┌────────
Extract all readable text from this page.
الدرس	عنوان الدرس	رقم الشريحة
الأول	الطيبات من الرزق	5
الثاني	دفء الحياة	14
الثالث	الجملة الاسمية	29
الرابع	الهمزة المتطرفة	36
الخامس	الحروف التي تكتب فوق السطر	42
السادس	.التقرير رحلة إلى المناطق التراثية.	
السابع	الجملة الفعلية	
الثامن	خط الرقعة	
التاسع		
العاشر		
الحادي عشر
└────────
### GIVEN EXERCISE
List every line above that holds the word "الجملة".

### REPLY
الثالث	الجملة الاسمية	29
السابع	الجملة الفعلية	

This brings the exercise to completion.